WHAT TO DO: Check each line of the data below for the word "tagline", then extract the ones that have it.
─── INFORMATION GIVEN
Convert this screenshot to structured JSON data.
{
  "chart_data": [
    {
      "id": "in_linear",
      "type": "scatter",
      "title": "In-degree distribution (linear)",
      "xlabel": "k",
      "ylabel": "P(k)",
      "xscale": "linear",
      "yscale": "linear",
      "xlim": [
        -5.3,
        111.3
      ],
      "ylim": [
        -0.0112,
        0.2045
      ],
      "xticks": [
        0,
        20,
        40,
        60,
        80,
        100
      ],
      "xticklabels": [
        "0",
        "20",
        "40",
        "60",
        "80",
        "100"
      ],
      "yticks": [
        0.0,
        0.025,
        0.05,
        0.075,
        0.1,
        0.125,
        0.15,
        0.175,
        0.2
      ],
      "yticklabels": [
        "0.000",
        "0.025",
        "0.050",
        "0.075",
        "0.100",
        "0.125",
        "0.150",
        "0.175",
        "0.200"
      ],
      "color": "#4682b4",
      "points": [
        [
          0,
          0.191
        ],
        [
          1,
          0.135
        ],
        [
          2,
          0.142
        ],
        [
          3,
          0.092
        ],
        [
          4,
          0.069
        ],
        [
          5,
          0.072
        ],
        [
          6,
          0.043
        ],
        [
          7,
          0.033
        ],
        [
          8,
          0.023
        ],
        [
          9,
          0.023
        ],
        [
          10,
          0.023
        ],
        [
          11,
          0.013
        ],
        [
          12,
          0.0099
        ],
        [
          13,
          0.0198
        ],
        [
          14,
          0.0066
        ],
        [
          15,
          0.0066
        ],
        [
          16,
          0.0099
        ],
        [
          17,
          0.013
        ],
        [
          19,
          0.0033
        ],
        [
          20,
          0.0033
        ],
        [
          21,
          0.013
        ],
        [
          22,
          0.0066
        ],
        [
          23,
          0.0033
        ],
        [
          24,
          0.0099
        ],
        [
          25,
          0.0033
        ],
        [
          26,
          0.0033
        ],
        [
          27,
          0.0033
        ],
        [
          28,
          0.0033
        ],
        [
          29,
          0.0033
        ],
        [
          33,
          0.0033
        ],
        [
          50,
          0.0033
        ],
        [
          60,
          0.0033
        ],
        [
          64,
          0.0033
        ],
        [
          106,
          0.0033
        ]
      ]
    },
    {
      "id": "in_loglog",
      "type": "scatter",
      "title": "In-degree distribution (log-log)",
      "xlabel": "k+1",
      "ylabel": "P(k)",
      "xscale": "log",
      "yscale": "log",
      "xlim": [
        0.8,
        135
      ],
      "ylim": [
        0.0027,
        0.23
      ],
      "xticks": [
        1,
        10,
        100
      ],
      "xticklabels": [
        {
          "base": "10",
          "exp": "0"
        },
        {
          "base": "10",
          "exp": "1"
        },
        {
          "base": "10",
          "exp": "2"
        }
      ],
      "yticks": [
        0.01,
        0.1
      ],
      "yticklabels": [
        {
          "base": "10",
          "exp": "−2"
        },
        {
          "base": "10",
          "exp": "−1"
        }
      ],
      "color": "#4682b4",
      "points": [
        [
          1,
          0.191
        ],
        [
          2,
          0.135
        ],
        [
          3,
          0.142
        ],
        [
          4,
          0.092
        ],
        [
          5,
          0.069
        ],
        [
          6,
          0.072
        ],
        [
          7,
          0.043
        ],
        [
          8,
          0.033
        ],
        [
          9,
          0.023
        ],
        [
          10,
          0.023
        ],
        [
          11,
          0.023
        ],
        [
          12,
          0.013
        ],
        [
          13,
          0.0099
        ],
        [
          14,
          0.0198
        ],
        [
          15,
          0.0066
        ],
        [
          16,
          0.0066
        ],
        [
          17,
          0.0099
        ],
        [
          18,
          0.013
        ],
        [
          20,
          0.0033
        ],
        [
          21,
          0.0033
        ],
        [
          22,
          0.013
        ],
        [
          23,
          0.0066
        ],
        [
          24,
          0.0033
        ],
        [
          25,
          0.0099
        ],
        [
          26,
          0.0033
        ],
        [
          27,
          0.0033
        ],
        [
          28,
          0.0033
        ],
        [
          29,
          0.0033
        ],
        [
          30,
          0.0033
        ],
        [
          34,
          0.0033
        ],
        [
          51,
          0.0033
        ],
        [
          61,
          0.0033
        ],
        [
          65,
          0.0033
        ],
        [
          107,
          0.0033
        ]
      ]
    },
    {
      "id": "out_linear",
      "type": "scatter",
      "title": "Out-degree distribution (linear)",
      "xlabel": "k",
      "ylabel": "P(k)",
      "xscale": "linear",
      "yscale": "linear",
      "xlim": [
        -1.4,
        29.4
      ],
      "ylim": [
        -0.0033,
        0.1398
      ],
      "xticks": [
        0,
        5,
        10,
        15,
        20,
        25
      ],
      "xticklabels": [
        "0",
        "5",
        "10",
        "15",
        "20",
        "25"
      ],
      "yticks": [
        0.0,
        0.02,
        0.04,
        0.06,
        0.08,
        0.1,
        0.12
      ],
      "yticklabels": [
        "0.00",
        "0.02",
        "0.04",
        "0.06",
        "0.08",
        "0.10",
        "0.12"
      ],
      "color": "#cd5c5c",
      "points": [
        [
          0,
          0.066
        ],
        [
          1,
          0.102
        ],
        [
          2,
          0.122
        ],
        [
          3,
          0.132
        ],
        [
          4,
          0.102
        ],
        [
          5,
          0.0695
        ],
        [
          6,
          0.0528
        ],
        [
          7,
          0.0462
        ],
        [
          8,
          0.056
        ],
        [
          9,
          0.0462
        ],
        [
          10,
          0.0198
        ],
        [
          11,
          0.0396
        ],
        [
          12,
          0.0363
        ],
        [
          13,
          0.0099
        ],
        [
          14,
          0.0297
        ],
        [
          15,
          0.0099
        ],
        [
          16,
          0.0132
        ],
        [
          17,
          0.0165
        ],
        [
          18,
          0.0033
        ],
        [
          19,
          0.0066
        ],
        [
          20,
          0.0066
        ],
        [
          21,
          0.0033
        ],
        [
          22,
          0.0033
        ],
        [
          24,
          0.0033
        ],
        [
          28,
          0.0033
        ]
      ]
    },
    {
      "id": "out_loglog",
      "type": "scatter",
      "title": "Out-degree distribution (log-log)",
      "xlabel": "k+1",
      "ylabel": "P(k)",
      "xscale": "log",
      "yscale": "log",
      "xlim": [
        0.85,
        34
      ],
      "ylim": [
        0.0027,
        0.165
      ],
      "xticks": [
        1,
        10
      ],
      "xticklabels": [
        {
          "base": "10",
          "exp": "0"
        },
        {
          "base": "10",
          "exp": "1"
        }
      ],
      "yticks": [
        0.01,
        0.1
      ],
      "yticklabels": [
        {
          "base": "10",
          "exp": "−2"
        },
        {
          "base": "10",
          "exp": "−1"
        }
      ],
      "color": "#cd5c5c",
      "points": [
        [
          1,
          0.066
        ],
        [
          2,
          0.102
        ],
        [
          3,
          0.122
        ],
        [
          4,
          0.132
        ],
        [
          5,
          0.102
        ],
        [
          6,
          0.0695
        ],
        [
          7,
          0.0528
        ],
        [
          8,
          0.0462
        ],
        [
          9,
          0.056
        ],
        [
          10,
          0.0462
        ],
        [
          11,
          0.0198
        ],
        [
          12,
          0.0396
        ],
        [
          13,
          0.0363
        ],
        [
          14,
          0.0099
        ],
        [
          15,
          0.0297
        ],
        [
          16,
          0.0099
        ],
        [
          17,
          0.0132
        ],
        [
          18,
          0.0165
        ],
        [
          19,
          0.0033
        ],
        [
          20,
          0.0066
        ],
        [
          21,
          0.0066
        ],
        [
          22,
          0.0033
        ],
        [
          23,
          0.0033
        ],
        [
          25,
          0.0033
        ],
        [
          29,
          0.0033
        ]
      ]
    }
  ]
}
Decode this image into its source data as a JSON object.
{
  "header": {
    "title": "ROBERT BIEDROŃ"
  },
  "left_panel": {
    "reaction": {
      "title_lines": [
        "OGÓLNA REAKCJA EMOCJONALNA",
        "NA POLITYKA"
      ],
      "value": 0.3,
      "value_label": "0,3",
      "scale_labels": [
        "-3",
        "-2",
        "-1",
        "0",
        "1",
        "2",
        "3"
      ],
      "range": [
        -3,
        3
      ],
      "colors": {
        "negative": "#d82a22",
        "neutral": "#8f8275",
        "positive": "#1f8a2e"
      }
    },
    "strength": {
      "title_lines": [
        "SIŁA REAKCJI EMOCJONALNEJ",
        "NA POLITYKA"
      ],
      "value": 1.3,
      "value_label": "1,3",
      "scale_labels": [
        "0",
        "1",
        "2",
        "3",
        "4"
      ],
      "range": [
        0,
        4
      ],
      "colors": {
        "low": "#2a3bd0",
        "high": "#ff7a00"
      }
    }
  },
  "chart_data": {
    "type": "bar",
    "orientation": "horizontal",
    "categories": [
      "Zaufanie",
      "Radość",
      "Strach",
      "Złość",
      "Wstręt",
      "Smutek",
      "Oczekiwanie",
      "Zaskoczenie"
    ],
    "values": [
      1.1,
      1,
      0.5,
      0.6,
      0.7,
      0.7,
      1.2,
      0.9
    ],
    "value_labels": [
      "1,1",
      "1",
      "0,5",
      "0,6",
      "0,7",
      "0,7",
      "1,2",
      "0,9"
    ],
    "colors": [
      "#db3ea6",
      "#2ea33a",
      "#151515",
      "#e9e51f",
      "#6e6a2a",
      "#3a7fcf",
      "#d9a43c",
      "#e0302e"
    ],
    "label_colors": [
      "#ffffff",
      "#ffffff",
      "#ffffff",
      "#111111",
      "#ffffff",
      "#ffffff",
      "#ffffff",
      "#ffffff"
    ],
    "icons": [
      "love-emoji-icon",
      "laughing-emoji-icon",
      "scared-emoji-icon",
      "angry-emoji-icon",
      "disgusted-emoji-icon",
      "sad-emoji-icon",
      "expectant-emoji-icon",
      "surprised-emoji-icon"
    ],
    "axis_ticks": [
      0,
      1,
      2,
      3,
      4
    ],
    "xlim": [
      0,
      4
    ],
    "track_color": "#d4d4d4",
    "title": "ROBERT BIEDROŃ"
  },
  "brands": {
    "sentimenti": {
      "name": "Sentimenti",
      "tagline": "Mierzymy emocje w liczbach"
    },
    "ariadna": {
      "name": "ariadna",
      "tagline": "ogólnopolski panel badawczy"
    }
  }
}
──────
ANSWER:
      "tagline": "Mierzymy emocje w liczbach"
      "tagline": "ogólnopolski panel badawczy"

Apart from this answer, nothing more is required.